[Figure data in JSON]
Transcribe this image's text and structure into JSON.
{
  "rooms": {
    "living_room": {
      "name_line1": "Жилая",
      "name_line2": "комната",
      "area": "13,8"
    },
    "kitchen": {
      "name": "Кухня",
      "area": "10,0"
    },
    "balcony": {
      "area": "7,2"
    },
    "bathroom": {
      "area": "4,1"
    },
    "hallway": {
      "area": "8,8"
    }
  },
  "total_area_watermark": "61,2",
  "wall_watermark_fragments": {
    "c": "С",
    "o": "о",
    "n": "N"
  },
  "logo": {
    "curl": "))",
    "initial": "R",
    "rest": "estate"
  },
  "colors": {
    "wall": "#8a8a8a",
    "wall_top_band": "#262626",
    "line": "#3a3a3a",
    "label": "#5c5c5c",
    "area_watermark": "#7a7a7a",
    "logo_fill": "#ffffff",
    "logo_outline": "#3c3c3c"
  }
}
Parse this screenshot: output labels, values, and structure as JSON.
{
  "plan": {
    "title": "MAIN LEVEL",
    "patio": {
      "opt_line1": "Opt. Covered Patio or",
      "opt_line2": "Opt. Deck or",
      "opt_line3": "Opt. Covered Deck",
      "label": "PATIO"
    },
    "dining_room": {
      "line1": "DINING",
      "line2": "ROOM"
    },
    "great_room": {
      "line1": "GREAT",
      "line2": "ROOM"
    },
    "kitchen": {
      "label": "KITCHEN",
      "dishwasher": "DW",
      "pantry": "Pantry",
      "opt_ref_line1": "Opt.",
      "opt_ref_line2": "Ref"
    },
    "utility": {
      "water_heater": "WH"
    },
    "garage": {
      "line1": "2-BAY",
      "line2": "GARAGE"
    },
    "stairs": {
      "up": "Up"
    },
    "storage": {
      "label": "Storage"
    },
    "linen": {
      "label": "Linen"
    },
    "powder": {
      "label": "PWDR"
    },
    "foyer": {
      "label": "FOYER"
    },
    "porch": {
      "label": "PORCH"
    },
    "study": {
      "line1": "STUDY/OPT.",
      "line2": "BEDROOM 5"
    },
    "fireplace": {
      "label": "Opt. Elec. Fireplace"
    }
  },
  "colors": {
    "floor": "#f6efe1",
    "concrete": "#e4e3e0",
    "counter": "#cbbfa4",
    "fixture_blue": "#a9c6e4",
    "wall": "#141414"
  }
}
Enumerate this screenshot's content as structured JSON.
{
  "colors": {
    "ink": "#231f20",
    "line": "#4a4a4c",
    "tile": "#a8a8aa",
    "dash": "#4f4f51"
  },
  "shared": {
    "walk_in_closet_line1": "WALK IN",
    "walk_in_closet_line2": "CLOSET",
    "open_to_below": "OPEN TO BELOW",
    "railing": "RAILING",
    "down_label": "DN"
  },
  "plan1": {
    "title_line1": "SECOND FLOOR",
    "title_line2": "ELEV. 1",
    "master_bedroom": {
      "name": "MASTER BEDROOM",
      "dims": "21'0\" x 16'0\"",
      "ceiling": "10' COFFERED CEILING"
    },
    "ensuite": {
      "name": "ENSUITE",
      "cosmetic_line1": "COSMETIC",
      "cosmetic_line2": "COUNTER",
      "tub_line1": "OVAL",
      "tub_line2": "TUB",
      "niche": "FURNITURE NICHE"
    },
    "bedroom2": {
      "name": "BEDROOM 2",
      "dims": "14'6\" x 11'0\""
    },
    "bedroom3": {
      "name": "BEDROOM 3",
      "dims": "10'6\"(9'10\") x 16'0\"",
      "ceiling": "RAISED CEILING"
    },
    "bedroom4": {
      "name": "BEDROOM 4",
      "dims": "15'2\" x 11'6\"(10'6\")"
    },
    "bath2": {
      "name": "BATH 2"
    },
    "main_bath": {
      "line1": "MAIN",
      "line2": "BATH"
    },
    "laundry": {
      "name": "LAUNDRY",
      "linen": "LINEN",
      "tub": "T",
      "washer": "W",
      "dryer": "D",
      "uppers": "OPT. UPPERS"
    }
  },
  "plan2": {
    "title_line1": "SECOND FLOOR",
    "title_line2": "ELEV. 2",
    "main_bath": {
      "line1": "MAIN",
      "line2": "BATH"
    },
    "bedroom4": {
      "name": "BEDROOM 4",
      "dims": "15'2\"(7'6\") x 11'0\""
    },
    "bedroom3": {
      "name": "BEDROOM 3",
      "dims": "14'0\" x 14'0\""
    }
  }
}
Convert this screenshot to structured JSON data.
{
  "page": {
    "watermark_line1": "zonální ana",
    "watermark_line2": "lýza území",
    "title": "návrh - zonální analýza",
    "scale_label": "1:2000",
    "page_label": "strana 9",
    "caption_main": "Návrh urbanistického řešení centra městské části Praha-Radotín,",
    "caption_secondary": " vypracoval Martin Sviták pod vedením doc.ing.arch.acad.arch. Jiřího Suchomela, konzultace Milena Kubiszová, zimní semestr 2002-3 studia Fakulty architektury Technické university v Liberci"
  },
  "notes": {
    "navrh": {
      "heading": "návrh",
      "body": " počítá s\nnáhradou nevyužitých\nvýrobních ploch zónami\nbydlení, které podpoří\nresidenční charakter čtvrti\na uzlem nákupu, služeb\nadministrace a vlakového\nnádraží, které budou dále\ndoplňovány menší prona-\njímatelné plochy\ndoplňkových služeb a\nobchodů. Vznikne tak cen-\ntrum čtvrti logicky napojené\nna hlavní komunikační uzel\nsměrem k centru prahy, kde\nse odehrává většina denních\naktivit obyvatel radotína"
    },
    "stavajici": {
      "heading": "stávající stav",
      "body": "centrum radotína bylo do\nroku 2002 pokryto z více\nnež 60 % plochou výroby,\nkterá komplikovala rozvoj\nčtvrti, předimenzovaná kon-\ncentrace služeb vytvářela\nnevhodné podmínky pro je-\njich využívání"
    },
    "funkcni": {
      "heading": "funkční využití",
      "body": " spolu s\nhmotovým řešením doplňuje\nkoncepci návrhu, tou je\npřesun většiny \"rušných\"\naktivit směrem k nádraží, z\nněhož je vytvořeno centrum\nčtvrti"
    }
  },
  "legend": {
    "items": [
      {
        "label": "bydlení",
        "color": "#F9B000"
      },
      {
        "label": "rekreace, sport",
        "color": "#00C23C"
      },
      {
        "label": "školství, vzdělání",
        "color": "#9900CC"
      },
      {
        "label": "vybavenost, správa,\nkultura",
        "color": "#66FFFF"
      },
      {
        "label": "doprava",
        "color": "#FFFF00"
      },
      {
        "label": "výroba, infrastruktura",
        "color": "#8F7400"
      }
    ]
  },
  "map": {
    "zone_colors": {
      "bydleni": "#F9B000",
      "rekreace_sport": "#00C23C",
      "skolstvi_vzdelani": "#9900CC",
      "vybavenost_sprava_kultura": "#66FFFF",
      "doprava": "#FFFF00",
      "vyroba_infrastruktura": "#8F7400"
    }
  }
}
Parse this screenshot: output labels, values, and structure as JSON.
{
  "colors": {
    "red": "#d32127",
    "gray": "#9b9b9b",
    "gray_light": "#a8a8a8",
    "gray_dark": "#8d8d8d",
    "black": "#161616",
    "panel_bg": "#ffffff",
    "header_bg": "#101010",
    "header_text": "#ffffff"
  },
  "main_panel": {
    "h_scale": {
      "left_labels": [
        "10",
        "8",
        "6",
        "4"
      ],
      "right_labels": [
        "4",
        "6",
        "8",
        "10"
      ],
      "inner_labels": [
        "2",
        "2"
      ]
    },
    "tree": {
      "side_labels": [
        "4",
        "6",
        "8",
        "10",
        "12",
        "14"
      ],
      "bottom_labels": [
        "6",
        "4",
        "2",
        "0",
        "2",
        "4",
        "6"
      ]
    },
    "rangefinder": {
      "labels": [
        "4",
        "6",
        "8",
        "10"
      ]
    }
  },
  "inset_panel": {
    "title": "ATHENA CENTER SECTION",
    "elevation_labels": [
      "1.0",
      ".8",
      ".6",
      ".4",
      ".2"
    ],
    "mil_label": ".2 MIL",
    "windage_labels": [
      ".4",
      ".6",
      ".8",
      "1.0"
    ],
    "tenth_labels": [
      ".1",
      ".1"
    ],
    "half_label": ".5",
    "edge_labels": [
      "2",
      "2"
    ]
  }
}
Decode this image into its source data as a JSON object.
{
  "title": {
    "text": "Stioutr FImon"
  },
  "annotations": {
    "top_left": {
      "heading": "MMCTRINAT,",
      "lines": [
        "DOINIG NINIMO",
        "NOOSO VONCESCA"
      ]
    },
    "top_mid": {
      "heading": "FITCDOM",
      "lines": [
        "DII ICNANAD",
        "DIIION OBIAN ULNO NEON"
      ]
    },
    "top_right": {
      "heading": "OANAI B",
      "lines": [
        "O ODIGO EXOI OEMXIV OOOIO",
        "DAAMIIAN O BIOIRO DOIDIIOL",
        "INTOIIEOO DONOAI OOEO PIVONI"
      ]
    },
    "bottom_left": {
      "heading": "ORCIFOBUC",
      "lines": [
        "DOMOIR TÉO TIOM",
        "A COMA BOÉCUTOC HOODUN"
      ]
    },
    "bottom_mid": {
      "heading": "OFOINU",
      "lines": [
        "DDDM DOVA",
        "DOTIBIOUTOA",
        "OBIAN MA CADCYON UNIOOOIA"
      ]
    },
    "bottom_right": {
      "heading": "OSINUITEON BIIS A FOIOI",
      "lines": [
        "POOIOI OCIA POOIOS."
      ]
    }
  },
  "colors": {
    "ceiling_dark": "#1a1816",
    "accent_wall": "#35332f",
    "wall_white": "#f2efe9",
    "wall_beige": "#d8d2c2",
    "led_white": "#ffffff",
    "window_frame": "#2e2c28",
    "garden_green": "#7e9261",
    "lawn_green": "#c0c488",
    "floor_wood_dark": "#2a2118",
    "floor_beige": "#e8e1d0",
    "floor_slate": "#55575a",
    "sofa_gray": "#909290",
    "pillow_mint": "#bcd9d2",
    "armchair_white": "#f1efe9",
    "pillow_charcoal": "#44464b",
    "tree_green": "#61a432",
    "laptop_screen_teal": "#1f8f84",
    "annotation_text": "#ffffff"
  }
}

▸ **TASK TO CARRY OUT**: Exactly how many lines in the data above contain the word "Covered"? Respond with the number and nothing more.

▸ **EXPECTED ANSWER**: 2